▶ **Exercise directions**: Leave out every picture, then transcribe the rest of the listing exactly.

▶ **Extracted information**:
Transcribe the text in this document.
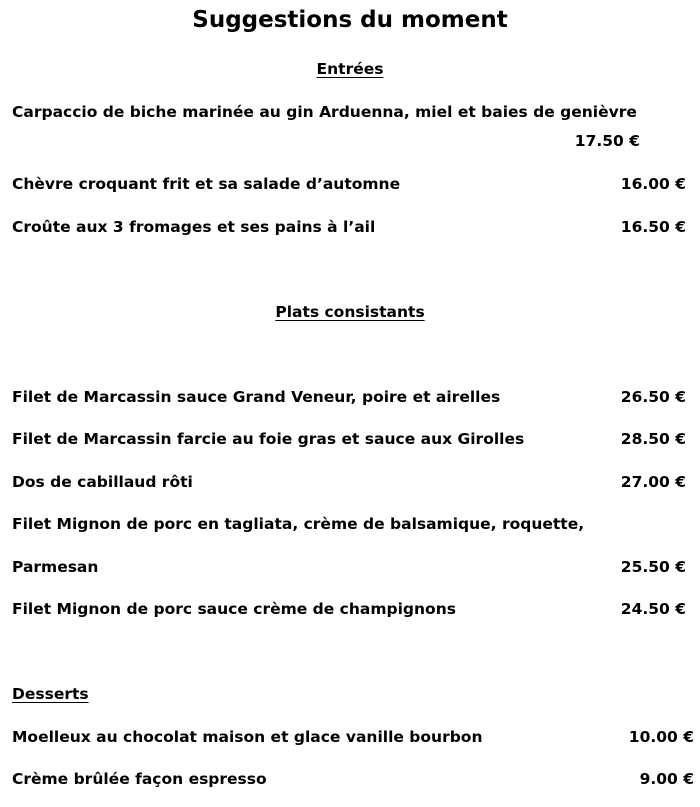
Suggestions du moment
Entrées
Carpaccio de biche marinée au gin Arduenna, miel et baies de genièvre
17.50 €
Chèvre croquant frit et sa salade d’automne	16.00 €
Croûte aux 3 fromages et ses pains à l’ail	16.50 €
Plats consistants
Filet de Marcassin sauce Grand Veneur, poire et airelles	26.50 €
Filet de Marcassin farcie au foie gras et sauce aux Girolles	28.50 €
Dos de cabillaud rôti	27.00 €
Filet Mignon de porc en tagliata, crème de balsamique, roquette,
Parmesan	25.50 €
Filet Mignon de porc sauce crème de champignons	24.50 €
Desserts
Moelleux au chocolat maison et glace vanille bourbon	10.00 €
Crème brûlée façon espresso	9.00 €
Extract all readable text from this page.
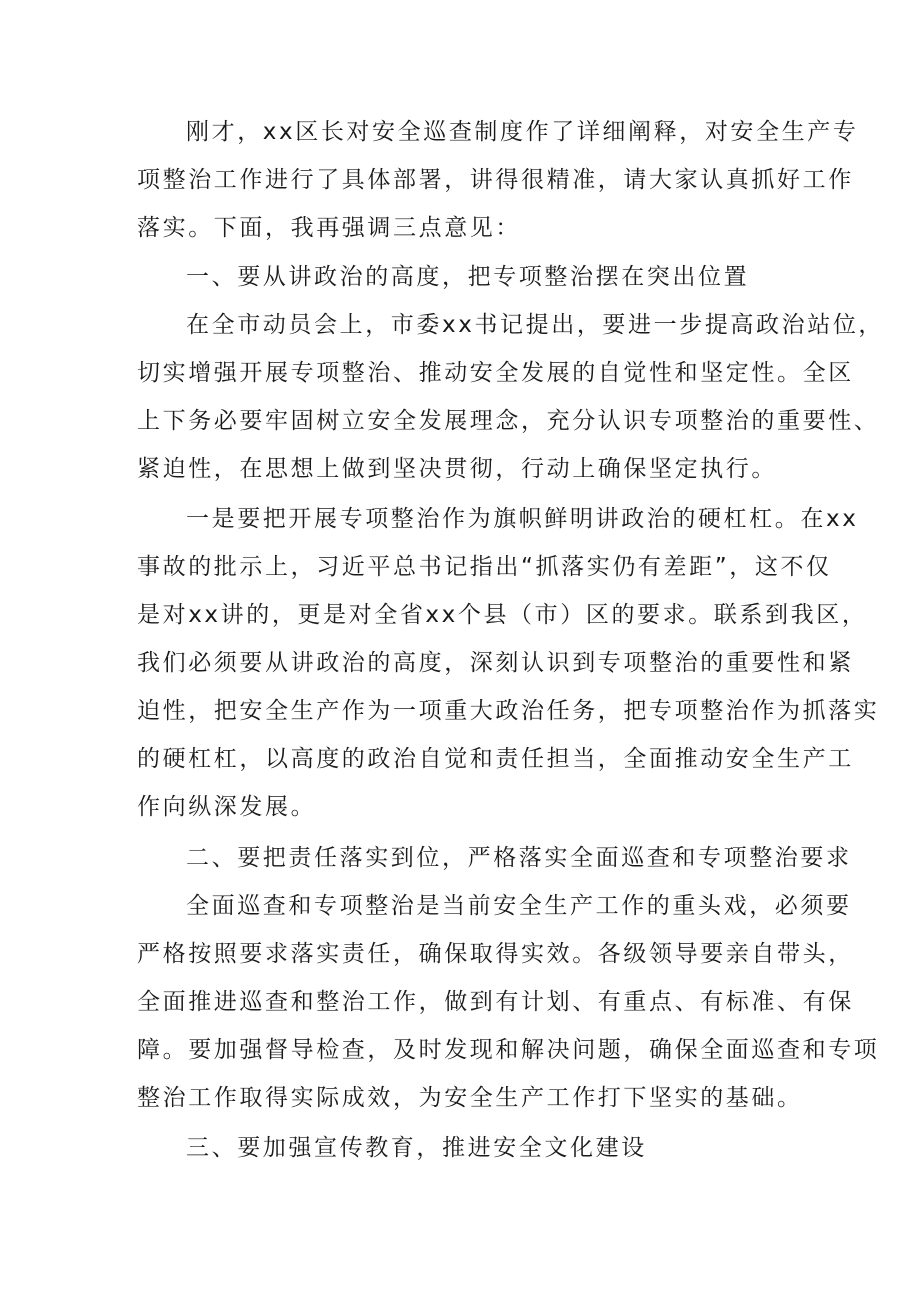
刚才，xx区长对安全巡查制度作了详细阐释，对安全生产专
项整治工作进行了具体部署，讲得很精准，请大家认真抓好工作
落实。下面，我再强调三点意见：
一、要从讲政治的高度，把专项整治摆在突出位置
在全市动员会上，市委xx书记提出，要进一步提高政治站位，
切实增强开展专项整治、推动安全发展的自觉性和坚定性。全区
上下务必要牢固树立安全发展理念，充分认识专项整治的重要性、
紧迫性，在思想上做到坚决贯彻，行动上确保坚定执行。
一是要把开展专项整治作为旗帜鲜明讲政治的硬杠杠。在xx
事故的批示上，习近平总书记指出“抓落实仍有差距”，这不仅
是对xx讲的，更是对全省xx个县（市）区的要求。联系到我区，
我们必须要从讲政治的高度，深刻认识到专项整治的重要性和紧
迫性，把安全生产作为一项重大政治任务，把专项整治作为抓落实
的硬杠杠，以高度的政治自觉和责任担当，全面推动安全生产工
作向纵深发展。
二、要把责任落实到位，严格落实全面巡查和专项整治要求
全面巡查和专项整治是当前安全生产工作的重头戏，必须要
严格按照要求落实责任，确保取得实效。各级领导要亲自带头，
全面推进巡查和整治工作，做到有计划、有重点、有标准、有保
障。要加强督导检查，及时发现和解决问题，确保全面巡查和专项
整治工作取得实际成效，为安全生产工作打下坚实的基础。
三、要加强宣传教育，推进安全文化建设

▶ **Exercise result**:
Transcribe the text in this document.
Suggestions du moment
Entrées
Carpaccio de biche marinée au gin Arduenna, miel et baies de genièvre
17.50 €
Chèvre croquant frit et sa salade d’automne	16.00 €
Croûte aux 3 fromages et ses pains à l’ail	16.50 €
Plats consistants
Filet de Marcassin sauce Grand Veneur, poire et airelles	26.50 €
Filet de Marcassin farcie au foie gras et sauce aux Girolles	28.50 €
Dos de cabillaud rôti	27.00 €
Filet Mignon de porc en tagliata, crème de balsamique, roquette,
Parmesan	25.50 €
Filet Mignon de porc sauce crème de champignons	24.50 €
Desserts
Moelleux au chocolat maison et glace vanille bourbon	10.00 €
Crème brûlée façon espresso	9.00 €
Extract all readable text from this page.
刚才，xx区长对安全巡查制度作了详细阐释，对安全生产专
项整治工作进行了具体部署，讲得很精准，请大家认真抓好工作
落实。下面，我再强调三点意见：
一、要从讲政治的高度，把专项整治摆在突出位置
在全市动员会上，市委xx书记提出，要进一步提高政治站位，
切实增强开展专项整治、推动安全发展的自觉性和坚定性。全区
上下务必要牢固树立安全发展理念，充分认识专项整治的重要性、
紧迫性，在思想上做到坚决贯彻，行动上确保坚定执行。
一是要把开展专项整治作为旗帜鲜明讲政治的硬杠杠。在xx
事故的批示上，习近平总书记指出“抓落实仍有差距”，这不仅
是对xx讲的，更是对全省xx个县（市）区的要求。联系到我区，
我们必须要从讲政治的高度，深刻认识到专项整治的重要性和紧
迫性，把安全生产作为一项重大政治任务，把专项整治作为抓落实
的硬杠杠，以高度的政治自觉和责任担当，全面推动安全生产工
作向纵深发展。
二、要把责任落实到位，严格落实全面巡查和专项整治要求
全面巡查和专项整治是当前安全生产工作的重头戏，必须要
严格按照要求落实责任，确保取得实效。各级领导要亲自带头，
全面推进巡查和整治工作，做到有计划、有重点、有标准、有保
障。要加强督导检查，及时发现和解决问题，确保全面巡查和专项
整治工作取得实际成效，为安全生产工作打下坚实的基础。
三、要加强宣传教育，推进安全文化建设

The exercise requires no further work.